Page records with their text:

┌────────

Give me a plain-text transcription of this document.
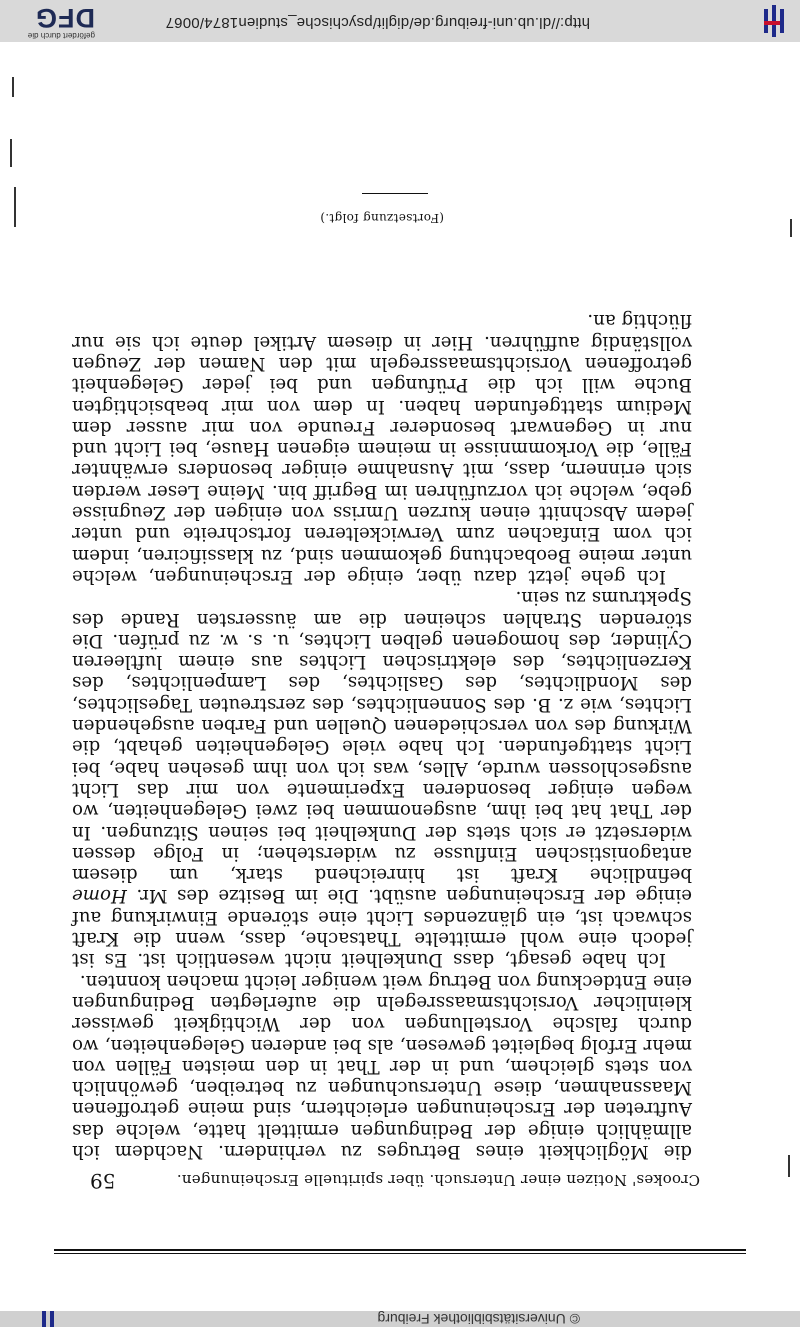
http://dl.ub.uni-freiburg.de/diglit/psychische_studien1874/0067
gefördert durch die
DFG
© Universitätsbibliothek Freiburg
Crookes' Notizen einer Untersuch. über spirituelle Erscheinungen.
59

die Möglichkeit eines Betruges zu verhindern. Nachdem ich allmählich einige der Bedingungen ermittelt hatte, welche das Auftreten der Erscheinungen erleichtern, sind meine getroffenen Maassnahmen, diese Untersuchungen zu betreiben, gewöhnlich von stets gleichem, und in der That in den meisten Fällen von mehr Erfolg begleitet gewesen, als bei anderen Gelegenheiten, wo durch falsche Vorstellungen von der Wichtigkeit gewisser kleinlicher Vorsichtsmaassregeln die auferlegten Bedingungen eine Entdeckung von Betrug weit weniger leicht machen konnten.

Ich habe gesagt, dass Dunkelheit nicht wesentlich ist. Es ist jedoch eine wohl ermittelte Thatsache, dass, wenn die Kraft schwach ist, ein glänzendes Licht eine störende Einwirkung auf einige der Erscheinungen ausübt. Die im Besitze des Mr. Home befindliche Kraft ist hinreichend stark, um diesem antagonistischen Einflusse zu widerstehen; in Folge dessen widersetzt er sich stets der Dunkelheit bei seinen Sitzungen. In der That hat bei ihm, ausgenommen bei zwei Gelegenheiten, wo wegen einiger besonderen Experimente von mir das Licht ausgeschlossen wurde, Alles, was ich von ihm gesehen habe, bei Licht stattgefunden. Ich habe viele Gelegenheiten gehabt, die Wirkung des von verschiedenen Quellen und Farben ausgehenden Lichtes, wie z. B. des Sonnenlichtes, des zerstreuten Tageslichtes, des Mondlichtes, des Gaslichtes, des Lampenlichtes, des Kerzenlichtes, des elektrischen Lichtes aus einem luftleeren Cylinder, des homogenen gelben Lichtes, u. s. w. zu prüfen. Die störenden Strahlen scheinen die am äussersten Rande des Spektrums zu sein.

Ich gehe jetzt dazu über, einige der Erscheinungen, welche unter meine Beobachtung gekommen sind, zu klassificiren, indem ich vom Einfachen zum Verwickelteren fortschreite und unter jedem Abschnitt einen kurzen Umriss von einigen der Zeugnisse gebe, welche ich vorzuführen im Begriff bin. Meine Leser werden sich erinnern, dass, mit Ausnahme einiger besonders erwähnter Fälle, die Vorkommnisse in meinem eigenen Hause, bei Licht und nur in Gegenwart besonderer Freunde von mir ausser dem Medium stattgefunden haben. In dem von mir beabsichtigten Buche will ich die Prüfungen und bei jeder Gelegenheit getroffenen Vorsichtsmaassregeln mit den Namen der Zeugen vollständig aufführen. Hier in diesem Artikel deute ich sie nur flüchtig an.

(Fortsetzung folgt.)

└────────

Task goal —
Each line of the entries above that contains "sind" must be copied into the answer.

Task solution —
die Möglichkeit eines Betruges zu verhindern. Nachdem ich allmählich einige der Bedingungen ermittelt hatte, welche das Auftreten der Erscheinungen erleichtern, sind meine getroffenen Maassnahmen, diese Untersuchungen zu betreiben, gewöhnlich von stets gleichem, und in der That in den meisten Fällen von mehr Erfolg begleitet gewesen, als bei anderen Gelegenheiten, wo durch falsche Vorstellungen von der Wichtigkeit gewisser kleinlicher Vorsichtsmaassregeln die auferlegten Bedingungen eine Entdeckung von Betrug weit weniger leicht machen konnten.
Ich gehe jetzt dazu über, einige der Erscheinungen, welche unter meine Beobachtung gekommen sind, zu klassificiren, indem ich vom Einfachen zum Verwickelteren fortschreite und unter jedem Abschnitt einen kurzen Umriss von einigen der Zeugnisse gebe, welche ich vorzuführen im Begriff bin. Meine Leser werden sich erinnern, dass, mit Ausnahme einiger besonders erwähnter Fälle, die Vorkommnisse in meinem eigenen Hause, bei Licht und nur in Gegenwart besonderer Freunde von mir ausser dem Medium stattgefunden haben. In dem von mir beabsichtigten Buche will ich die Prüfungen und bei jeder Gelegenheit getroffenen Vorsichtsmaassregeln mit den Namen der Zeugen vollständig aufführen. Hier in diesem Artikel deute ich sie nur flüchtig an.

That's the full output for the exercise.